**GIVEN INSTRUCTION**
Starting at the line that contains "Reverse-engineer this chart into JSON.", restate each line word for word through the final line of the data, keeping both ends.

(Extracts from a graphics dataset)
* START *
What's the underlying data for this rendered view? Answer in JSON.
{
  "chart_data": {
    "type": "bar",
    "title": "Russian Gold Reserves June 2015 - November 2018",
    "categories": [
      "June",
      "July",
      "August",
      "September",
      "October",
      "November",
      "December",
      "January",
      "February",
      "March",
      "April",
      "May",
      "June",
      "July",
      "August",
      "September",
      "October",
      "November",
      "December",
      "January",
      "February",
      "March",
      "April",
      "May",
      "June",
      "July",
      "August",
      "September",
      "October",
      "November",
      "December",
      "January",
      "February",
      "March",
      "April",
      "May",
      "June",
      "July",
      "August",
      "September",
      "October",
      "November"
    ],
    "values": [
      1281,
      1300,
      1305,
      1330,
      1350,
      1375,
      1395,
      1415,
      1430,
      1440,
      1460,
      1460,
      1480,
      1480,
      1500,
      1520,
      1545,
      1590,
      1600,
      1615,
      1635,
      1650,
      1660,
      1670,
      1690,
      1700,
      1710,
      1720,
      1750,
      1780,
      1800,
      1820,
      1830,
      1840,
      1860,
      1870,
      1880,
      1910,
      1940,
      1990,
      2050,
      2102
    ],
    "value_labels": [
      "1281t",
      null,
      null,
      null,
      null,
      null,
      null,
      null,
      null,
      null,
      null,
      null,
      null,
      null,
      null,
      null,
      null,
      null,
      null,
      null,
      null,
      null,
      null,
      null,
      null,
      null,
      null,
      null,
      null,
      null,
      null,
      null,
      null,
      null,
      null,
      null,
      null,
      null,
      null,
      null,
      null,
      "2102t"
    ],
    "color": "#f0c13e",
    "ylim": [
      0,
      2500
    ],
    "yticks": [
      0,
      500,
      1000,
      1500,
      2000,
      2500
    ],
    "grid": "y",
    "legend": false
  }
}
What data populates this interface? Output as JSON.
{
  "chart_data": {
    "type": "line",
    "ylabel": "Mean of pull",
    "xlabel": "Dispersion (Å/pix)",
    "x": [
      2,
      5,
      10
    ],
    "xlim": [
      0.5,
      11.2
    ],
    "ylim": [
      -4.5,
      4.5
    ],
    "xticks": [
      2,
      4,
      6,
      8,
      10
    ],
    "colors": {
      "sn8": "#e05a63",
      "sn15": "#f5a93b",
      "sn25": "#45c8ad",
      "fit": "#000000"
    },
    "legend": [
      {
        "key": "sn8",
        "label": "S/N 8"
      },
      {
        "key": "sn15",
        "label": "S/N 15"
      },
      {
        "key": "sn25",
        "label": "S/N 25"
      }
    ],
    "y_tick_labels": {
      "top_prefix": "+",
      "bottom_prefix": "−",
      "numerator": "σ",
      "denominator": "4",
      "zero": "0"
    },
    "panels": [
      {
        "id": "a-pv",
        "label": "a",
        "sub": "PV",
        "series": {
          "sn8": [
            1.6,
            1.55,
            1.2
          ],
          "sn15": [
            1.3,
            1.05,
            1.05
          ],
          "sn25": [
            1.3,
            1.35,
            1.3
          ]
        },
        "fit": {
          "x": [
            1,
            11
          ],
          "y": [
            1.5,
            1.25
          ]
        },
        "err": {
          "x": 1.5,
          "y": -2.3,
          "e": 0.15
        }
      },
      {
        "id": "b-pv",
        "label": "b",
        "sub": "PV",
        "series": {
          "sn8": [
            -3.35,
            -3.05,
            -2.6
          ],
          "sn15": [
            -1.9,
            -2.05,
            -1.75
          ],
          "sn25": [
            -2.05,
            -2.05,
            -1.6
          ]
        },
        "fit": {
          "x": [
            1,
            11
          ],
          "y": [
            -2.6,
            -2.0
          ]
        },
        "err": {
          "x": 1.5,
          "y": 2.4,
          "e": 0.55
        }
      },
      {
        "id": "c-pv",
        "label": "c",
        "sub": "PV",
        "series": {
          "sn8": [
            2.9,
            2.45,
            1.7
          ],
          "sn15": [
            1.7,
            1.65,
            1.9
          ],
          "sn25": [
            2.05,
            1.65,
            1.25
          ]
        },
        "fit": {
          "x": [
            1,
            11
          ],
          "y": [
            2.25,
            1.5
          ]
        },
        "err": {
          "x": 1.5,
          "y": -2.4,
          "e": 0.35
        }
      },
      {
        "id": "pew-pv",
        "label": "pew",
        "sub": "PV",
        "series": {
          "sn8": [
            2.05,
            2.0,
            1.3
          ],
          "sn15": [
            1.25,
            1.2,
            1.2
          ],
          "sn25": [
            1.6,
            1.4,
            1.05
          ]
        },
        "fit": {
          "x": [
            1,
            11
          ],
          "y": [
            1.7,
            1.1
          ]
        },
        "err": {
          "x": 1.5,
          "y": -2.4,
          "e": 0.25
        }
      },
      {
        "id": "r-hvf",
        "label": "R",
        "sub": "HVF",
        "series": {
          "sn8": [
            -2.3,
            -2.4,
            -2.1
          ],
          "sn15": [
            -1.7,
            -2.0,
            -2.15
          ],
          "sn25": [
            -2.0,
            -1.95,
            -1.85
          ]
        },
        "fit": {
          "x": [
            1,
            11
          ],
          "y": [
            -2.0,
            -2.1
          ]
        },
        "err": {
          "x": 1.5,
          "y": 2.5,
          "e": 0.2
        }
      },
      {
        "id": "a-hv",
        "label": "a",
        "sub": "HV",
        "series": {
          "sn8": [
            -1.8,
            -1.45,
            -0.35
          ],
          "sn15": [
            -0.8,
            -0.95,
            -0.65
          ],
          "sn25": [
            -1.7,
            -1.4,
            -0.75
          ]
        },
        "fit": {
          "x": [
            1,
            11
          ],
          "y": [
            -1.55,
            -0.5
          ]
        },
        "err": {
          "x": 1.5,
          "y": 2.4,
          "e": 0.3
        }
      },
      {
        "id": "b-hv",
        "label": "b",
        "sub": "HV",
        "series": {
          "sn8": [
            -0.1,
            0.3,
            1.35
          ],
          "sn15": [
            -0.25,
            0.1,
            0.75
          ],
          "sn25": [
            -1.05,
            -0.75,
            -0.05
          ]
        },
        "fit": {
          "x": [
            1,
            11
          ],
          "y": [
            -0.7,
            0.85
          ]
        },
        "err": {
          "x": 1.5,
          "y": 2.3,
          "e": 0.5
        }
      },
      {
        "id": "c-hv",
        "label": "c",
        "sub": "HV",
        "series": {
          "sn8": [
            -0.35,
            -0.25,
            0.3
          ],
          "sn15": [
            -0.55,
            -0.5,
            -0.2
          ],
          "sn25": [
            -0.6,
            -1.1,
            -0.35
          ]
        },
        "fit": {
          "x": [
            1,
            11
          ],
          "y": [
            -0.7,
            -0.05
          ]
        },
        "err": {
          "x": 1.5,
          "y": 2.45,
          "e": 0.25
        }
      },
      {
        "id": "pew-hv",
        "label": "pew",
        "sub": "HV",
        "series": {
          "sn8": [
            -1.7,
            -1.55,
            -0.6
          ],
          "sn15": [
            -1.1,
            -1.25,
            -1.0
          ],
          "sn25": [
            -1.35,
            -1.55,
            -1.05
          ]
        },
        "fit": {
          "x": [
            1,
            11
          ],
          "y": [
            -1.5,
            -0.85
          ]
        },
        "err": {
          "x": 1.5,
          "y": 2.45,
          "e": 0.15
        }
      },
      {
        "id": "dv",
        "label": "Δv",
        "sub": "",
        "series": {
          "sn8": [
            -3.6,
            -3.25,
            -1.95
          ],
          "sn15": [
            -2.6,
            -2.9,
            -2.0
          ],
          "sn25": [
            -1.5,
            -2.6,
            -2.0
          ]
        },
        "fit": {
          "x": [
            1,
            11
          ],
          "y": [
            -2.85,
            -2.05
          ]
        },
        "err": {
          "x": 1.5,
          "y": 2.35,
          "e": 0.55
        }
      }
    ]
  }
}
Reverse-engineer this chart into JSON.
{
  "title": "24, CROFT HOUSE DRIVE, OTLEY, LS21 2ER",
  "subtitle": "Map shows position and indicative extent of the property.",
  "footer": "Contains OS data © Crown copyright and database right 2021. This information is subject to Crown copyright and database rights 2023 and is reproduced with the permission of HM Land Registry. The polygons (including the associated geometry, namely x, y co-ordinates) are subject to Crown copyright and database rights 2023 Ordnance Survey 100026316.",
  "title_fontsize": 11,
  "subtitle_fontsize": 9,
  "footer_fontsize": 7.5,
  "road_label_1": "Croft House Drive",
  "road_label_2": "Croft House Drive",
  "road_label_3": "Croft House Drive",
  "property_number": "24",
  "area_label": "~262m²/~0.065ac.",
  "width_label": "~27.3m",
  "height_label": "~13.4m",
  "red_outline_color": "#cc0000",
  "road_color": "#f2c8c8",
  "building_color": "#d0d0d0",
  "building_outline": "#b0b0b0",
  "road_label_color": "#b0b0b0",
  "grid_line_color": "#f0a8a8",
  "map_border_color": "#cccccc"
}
* END *
**RESULT OF THE TASK**
Reverse-engineer this chart into JSON.
{
  "title": "24, CROFT HOUSE DRIVE, OTLEY, LS21 2ER",
  "subtitle": "Map shows position and indicative extent of the property.",
  "footer": "Contains OS data © Crown copyright and database right 2021. This information is subject to Crown copyright and database rights 2023 and is reproduced with the permission of HM Land Registry. The polygons (including the associated geometry, namely x, y co-ordinates) are subject to Crown copyright and database rights 2023 Ordnance Survey 100026316.",
  "title_fontsize": 11,
  "subtitle_fontsize": 9,
  "footer_fontsize": 7.5,
  "road_label_1": "Croft House Drive",
  "road_label_2": "Croft House Drive",
  "road_label_3": "Croft House Drive",
  "property_number": "24",
  "area_label": "~262m²/~0.065ac.",
  "width_label": "~27.3m",
  "height_label": "~13.4m",
  "red_outline_color": "#cc0000",
  "road_color": "#f2c8c8",
  "building_color": "#d0d0d0",
  "building_outline": "#b0b0b0",
  "road_label_color": "#b0b0b0",
  "grid_line_color": "#f0a8a8",
  "map_border_color": "#cccccc"
}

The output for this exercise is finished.